### Job
Reproduce the records below line for line, without the pictures.

>> begin

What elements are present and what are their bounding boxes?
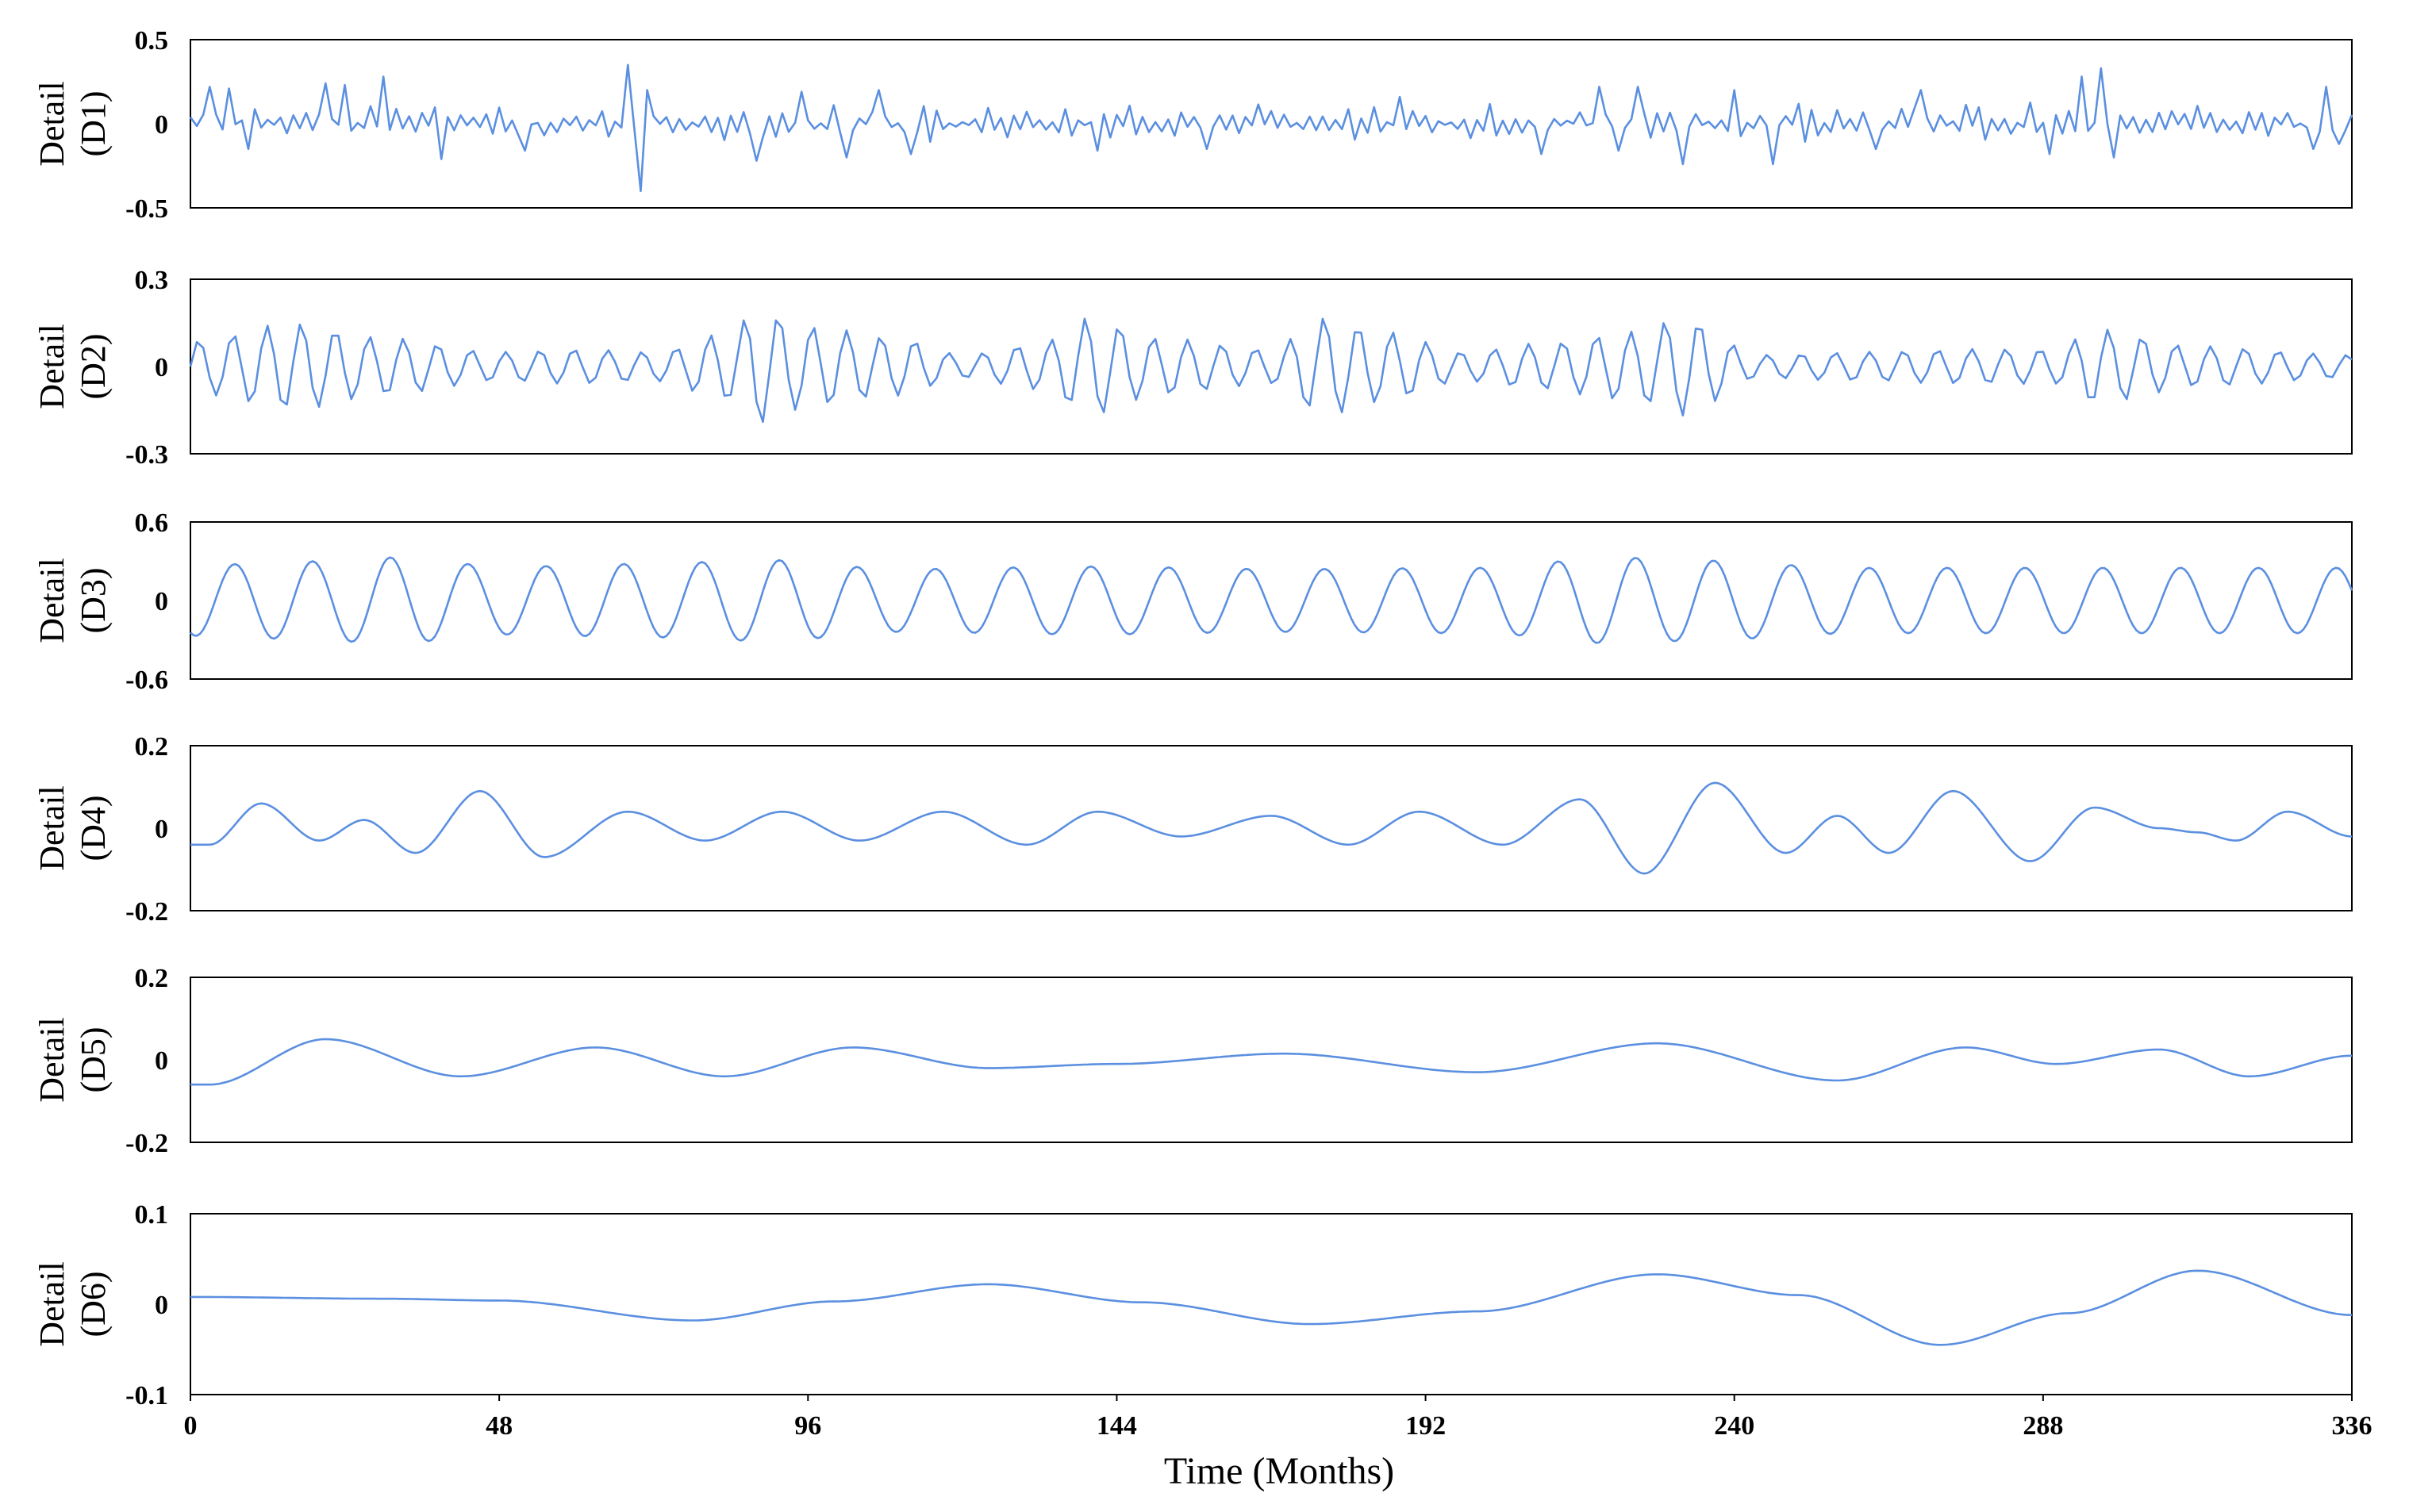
x-tick-label: 48 xyxy=(486,1411,513,1441)
plot-frame xyxy=(190,1213,2353,1395)
y-tick-label: 0.1 xyxy=(135,1200,169,1230)
series-line xyxy=(190,1269,2353,1346)
y-tick-label: 0.5 xyxy=(135,26,169,56)
y-tick-label: 0 xyxy=(155,353,168,382)
y-tick-label: -0.1 xyxy=(125,1381,168,1410)
y-tick-label: 0 xyxy=(155,587,168,616)
x-tick-label: 96 xyxy=(794,1411,821,1441)
y-axis-label: Detail(D4) xyxy=(33,785,113,871)
y-tick-label: -0.5 xyxy=(125,194,168,224)
panel-d3: 0.6 0 -0.6 Detail(D3) xyxy=(33,508,2353,695)
panel-d5: 0.2 0 -0.2 Detail(D5) xyxy=(33,964,2353,1158)
y-axis-label: Detail(D6) xyxy=(33,1261,113,1347)
y-tick-label: 0.2 xyxy=(135,732,169,762)
series-line xyxy=(190,1038,2353,1086)
x-tick-label: 240 xyxy=(1714,1411,1754,1441)
series-line xyxy=(190,556,2353,644)
y-tick-label: 0 xyxy=(155,1291,168,1320)
y-tick-label: 0.2 xyxy=(135,964,169,993)
panel-d6: 0.1 0 -0.1 Detail(D6) xyxy=(33,1200,2353,1410)
y-tick-label: -0.2 xyxy=(125,1129,168,1158)
y-tick-label: -0.6 xyxy=(125,666,168,695)
panels: 0.50-0.5Detail(D1)0.30-0.3Detail(D2)0.60… xyxy=(33,26,2353,1410)
panel-d1: 0.5 0 -0.5 Detail(D1) xyxy=(33,26,2353,224)
y-tick-label: 0 xyxy=(155,110,168,140)
x-axis: 0 48 96 144 192 240 288 336 xyxy=(184,1395,2372,1441)
x-tick-label: 336 xyxy=(2332,1411,2372,1441)
plot-frame xyxy=(190,39,2353,209)
y-tick-label: 0 xyxy=(155,815,168,844)
x-tick-label: 0 xyxy=(184,1411,198,1441)
y-axis-label: Detail(D5) xyxy=(33,1017,113,1103)
x-axis-label: Time (Months) xyxy=(1164,1450,1394,1492)
plot-frame xyxy=(190,745,2353,911)
y-tick-label: -0.3 xyxy=(125,440,168,470)
x-tick-label: 144 xyxy=(1097,1411,1137,1441)
y-axis-label: Detail(D3) xyxy=(33,558,113,643)
x-tick-label: 192 xyxy=(1405,1411,1446,1441)
y-tick-label: -0.2 xyxy=(125,897,168,927)
y-tick-label: 0.3 xyxy=(135,266,169,295)
series-line xyxy=(189,317,2353,424)
y-tick-label: 0 xyxy=(155,1046,168,1076)
series-line xyxy=(189,63,2353,193)
y-tick-label: 0.6 xyxy=(135,508,169,538)
y-axis-label: Detail(D2) xyxy=(33,324,113,409)
plot-frame xyxy=(190,977,2353,1143)
panel-d2: 0.3 0 -0.3 Detail(D2) xyxy=(33,266,2353,470)
x-tick-label: 288 xyxy=(2023,1411,2063,1441)
series-line xyxy=(190,781,2353,875)
panel-d4: 0.2 0 -0.2 Detail(D4) xyxy=(33,732,2353,927)
y-axis-label: Detail(D1) xyxy=(33,81,113,167)
plot-frame xyxy=(190,521,2353,680)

>> end

### Result below
What elements are present and what are their bounding boxes?
x-tick-label: 48 xyxy=(486,1411,513,1441)
plot-frame xyxy=(190,1213,2353,1395)
y-tick-label: 0.1 xyxy=(135,1200,169,1230)
series-line xyxy=(190,1269,2353,1346)
y-tick-label: 0.5 xyxy=(135,26,169,56)
y-tick-label: 0 xyxy=(155,353,168,382)
y-tick-label: -0.1 xyxy=(125,1381,168,1410)
y-tick-label: 0 xyxy=(155,587,168,616)
x-tick-label: 96 xyxy=(794,1411,821,1441)
y-axis-label: Detail(D4) xyxy=(33,785,113,871)
y-tick-label: -0.5 xyxy=(125,194,168,224)
panel-d3: 0.6 0 -0.6 Detail(D3) xyxy=(33,508,2353,695)
panel-d5: 0.2 0 -0.2 Detail(D5) xyxy=(33,964,2353,1158)
y-axis-label: Detail(D6) xyxy=(33,1261,113,1347)
y-tick-label: 0.2 xyxy=(135,732,169,762)
series-line xyxy=(190,1038,2353,1086)
x-tick-label: 240 xyxy=(1714,1411,1754,1441)
series-line xyxy=(190,556,2353,644)
y-tick-label: 0 xyxy=(155,1291,168,1320)
y-tick-label: 0.2 xyxy=(135,964,169,993)
panel-d6: 0.1 0 -0.1 Detail(D6) xyxy=(33,1200,2353,1410)
y-tick-label: -0.2 xyxy=(125,1129,168,1158)
y-tick-label: -0.6 xyxy=(125,666,168,695)
panels: 0.50-0.5Detail(D1)0.30-0.3Detail(D2)0.60… xyxy=(33,26,2353,1410)
panel-d1: 0.5 0 -0.5 Detail(D1) xyxy=(33,26,2353,224)
y-tick-label: 0 xyxy=(155,110,168,140)
x-axis: 0 48 96 144 192 240 288 336 xyxy=(184,1395,2372,1441)
x-tick-label: 336 xyxy=(2332,1411,2372,1441)
plot-frame xyxy=(190,39,2353,209)
y-tick-label: 0 xyxy=(155,815,168,844)
x-tick-label: 0 xyxy=(184,1411,198,1441)
y-axis-label: Detail(D5) xyxy=(33,1017,113,1103)
x-axis-label: Time (Months) xyxy=(1164,1450,1394,1492)
plot-frame xyxy=(190,745,2353,911)
y-tick-label: -0.3 xyxy=(125,440,168,470)
x-tick-label: 144 xyxy=(1097,1411,1137,1441)
y-axis-label: Detail(D3) xyxy=(33,558,113,643)
x-tick-label: 192 xyxy=(1405,1411,1446,1441)
y-tick-label: -0.2 xyxy=(125,897,168,927)
y-tick-label: 0.3 xyxy=(135,266,169,295)
series-line xyxy=(189,317,2353,424)
y-tick-label: 0 xyxy=(155,1046,168,1076)
series-line xyxy=(189,63,2353,193)
y-tick-label: 0.6 xyxy=(135,508,169,538)
y-axis-label: Detail(D2) xyxy=(33,324,113,409)
plot-frame xyxy=(190,977,2353,1143)
panel-d2: 0.3 0 -0.3 Detail(D2) xyxy=(33,266,2353,470)
x-tick-label: 288 xyxy=(2023,1411,2063,1441)
series-line xyxy=(190,781,2353,875)
panel-d4: 0.2 0 -0.2 Detail(D4) xyxy=(33,732,2353,927)
y-axis-label: Detail(D1) xyxy=(33,81,113,167)
plot-frame xyxy=(190,521,2353,680)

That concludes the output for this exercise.